╭──
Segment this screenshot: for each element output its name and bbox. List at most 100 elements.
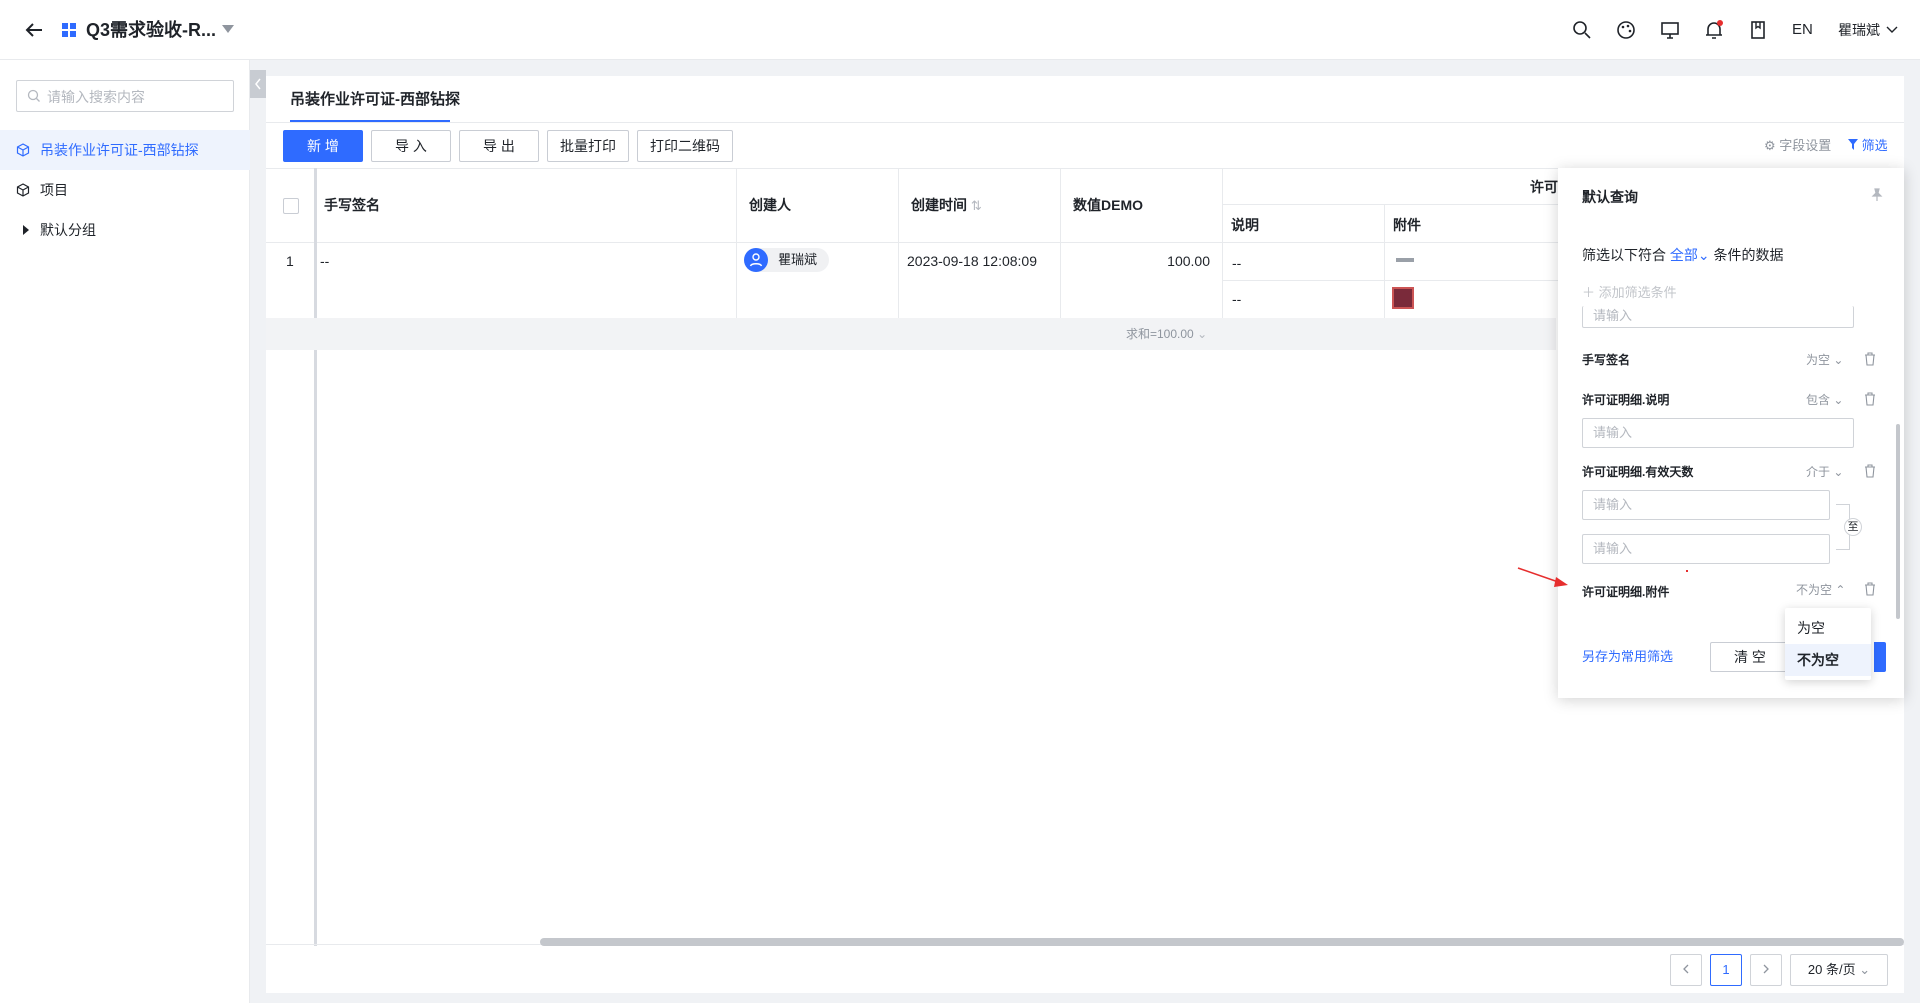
condition-label: 许可证明细.附件 — [1582, 585, 1670, 599]
match-prefix: 筛选以下符合 — [1582, 247, 1666, 263]
sidebar-item-default-group[interactable]: 默认分组 — [0, 210, 250, 250]
page-number[interactable]: 1 — [1710, 954, 1742, 986]
dropdown-option-not-empty[interactable]: 不为空 — [1785, 644, 1871, 676]
search-icon[interactable] — [1570, 18, 1594, 42]
match-rule: 筛选以下符合 全部⌄ 条件的数据 — [1582, 246, 1784, 264]
range-start-input[interactable]: 请输入 — [1582, 490, 1830, 520]
condition-operator-select[interactable]: 介于 ⌄ — [1806, 464, 1843, 480]
cell-signature[interactable]: -- — [320, 252, 329, 270]
input-placeholder: 请输入 — [1593, 308, 1633, 323]
filter-link[interactable]: 筛选 — [1848, 137, 1888, 155]
creator-name: 瞿瑞斌 — [778, 252, 818, 267]
condition-input-partial[interactable]: 请输入 — [1582, 306, 1854, 328]
col-header-signature[interactable]: 手写签名 — [324, 196, 380, 214]
app-switch-caret-icon[interactable] — [222, 24, 234, 34]
condition-operator-select[interactable]: 不为空 ⌃ — [1796, 582, 1845, 598]
match-mode-label: 全部 — [1669, 247, 1698, 263]
match-mode-select[interactable]: 全部⌄ — [1670, 247, 1710, 263]
cell-demo[interactable]: 100.00 — [1060, 252, 1210, 270]
col-header-creator[interactable]: 创建人 — [749, 196, 791, 214]
attachment-thumbnail[interactable] — [1392, 287, 1414, 309]
col-header-demo[interactable]: 数值DEMO — [1073, 196, 1143, 214]
back-arrow-icon[interactable] — [22, 18, 46, 42]
bell-icon[interactable] — [1702, 18, 1726, 42]
chevron-down-icon: ⌄ — [1859, 962, 1871, 977]
chevron-right-icon — [1763, 964, 1769, 974]
trash-icon[interactable] — [1864, 352, 1876, 366]
frozen-column-shadow — [314, 168, 317, 946]
app-grid-icon — [62, 23, 76, 37]
batch-print-button[interactable]: 批量打印 — [547, 130, 629, 162]
confirm-button[interactable] — [1874, 642, 1886, 672]
col-header-label: 创建时间 — [911, 197, 967, 213]
user-menu[interactable]: 瞿瑞斌 — [1838, 20, 1898, 40]
cell-desc[interactable]: -- — [1232, 290, 1241, 308]
plus-icon: ＋ — [1582, 285, 1596, 300]
col-divider — [736, 168, 737, 318]
tab-permit[interactable]: 吊装作业许可证-西部钻探 — [290, 90, 460, 110]
col-divider — [898, 168, 899, 318]
search-icon — [27, 89, 40, 102]
top-bar: Q3需求验收-R... EN 瞿瑞斌 — [0, 0, 1920, 60]
monitor-icon[interactable] — [1658, 18, 1682, 42]
sort-icon[interactable]: ⇅ — [971, 198, 982, 213]
caret-right-icon — [23, 225, 29, 235]
print-qr-button[interactable]: 打印二维码 — [637, 130, 733, 162]
trash-icon[interactable] — [1864, 464, 1876, 478]
add-button[interactable]: 新 增 — [283, 130, 363, 162]
sidebar-item-permit[interactable]: 吊装作业许可证-西部钻探 — [0, 130, 250, 170]
operator-label: 为空 — [1806, 353, 1831, 367]
col-header-attachment[interactable]: 附件 — [1393, 216, 1421, 234]
range-separator: 至 — [1844, 518, 1862, 536]
cell-created-time[interactable]: 2023-09-18 12:08:09 — [907, 252, 1037, 270]
operator-label: 介于 — [1806, 465, 1831, 479]
cell-desc[interactable]: -- — [1232, 254, 1241, 272]
export-button[interactable]: 导 出 — [459, 130, 539, 162]
trash-icon[interactable] — [1864, 392, 1876, 406]
cube-icon — [16, 143, 30, 157]
condition-operator-select[interactable]: 包含 ⌄ — [1806, 392, 1843, 408]
clear-button[interactable]: 清 空 — [1710, 642, 1790, 672]
sum-dropdown[interactable]: 求和=100.00 ⌄ — [1126, 326, 1207, 342]
app-title[interactable]: Q3需求验收-R... — [86, 18, 216, 42]
input-placeholder: 请输入 — [1593, 541, 1633, 556]
condition-operator-select[interactable]: 为空 ⌄ — [1806, 352, 1843, 368]
col-header-desc[interactable]: 说明 — [1231, 216, 1259, 234]
select-all-checkbox[interactable] — [283, 198, 299, 214]
filter-panel-scrollbar[interactable] — [1896, 424, 1900, 619]
chevron-left-icon — [1683, 964, 1689, 974]
summary-row — [266, 318, 1556, 350]
dropdown-option-empty[interactable]: 为空 — [1785, 612, 1871, 644]
chevron-up-icon: ⌃ — [1835, 583, 1846, 597]
chevron-down-icon: ⌄ — [1697, 247, 1710, 263]
col-header-created-time[interactable]: 创建时间 ⇅ — [911, 196, 982, 215]
field-settings-link[interactable]: ⚙ 字段设置 — [1764, 137, 1831, 155]
sum-value: 求和=100.00 — [1126, 327, 1194, 341]
attachment-thumbnail[interactable] — [1396, 258, 1414, 262]
trash-icon[interactable] — [1864, 582, 1876, 596]
chevron-down-icon: ⌄ — [1833, 353, 1844, 367]
save-as-common-filter-link[interactable]: 另存为常用筛选 — [1582, 648, 1673, 666]
condition-value-input[interactable]: 请输入 — [1582, 418, 1854, 448]
add-condition-button[interactable]: ＋ 添加筛选条件 — [1582, 284, 1677, 302]
chevron-left-icon — [255, 78, 261, 90]
import-button[interactable]: 导 入 — [371, 130, 451, 162]
language-switch[interactable]: EN — [1792, 20, 1813, 40]
sidebar: 请输入搜索内容 吊装作业许可证-西部钻探 项目 默认分组 — [0, 60, 250, 1003]
pin-icon[interactable] — [1870, 188, 1884, 202]
col-divider — [1060, 168, 1061, 318]
chevron-down-icon: ⌄ — [1833, 465, 1844, 479]
creator-tag[interactable]: 瞿瑞斌 — [744, 248, 830, 272]
search-placeholder: 请输入搜索内容 — [47, 89, 145, 105]
page-size-select[interactable]: 20 条/页 ⌄ — [1790, 954, 1888, 986]
annotation-arrow-icon — [1517, 567, 1568, 587]
range-end-input[interactable]: 请输入 — [1582, 534, 1830, 564]
next-page-button[interactable] — [1750, 954, 1782, 986]
book-icon[interactable] — [1746, 18, 1770, 42]
horizontal-scrollbar[interactable] — [540, 938, 1904, 946]
palette-icon[interactable] — [1614, 18, 1638, 42]
prev-page-button[interactable] — [1670, 954, 1702, 986]
sidebar-search-input[interactable]: 请输入搜索内容 — [16, 80, 234, 112]
sidebar-item-project[interactable]: 项目 — [0, 170, 250, 210]
sidebar-collapse-toggle[interactable] — [250, 70, 266, 98]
╰──
Copy out, unchanged, every line of the records from the one containing "condition-label: 许可证明细.附件 —" down to the one containing "search-icon[interactable] — [1570, 18, 1594, 42]", including both of those lines.

condition-label: 许可证明细.附件 — [1582, 585, 1670, 599]
match-prefix: 筛选以下符合 — [1582, 247, 1666, 263]
sidebar-item-default-group[interactable]: 默认分组 — [0, 210, 250, 250]
page-number[interactable]: 1 — [1710, 954, 1742, 986]
dropdown-option-not-empty[interactable]: 不为空 — [1785, 644, 1871, 676]
search-icon[interactable] — [1570, 18, 1594, 42]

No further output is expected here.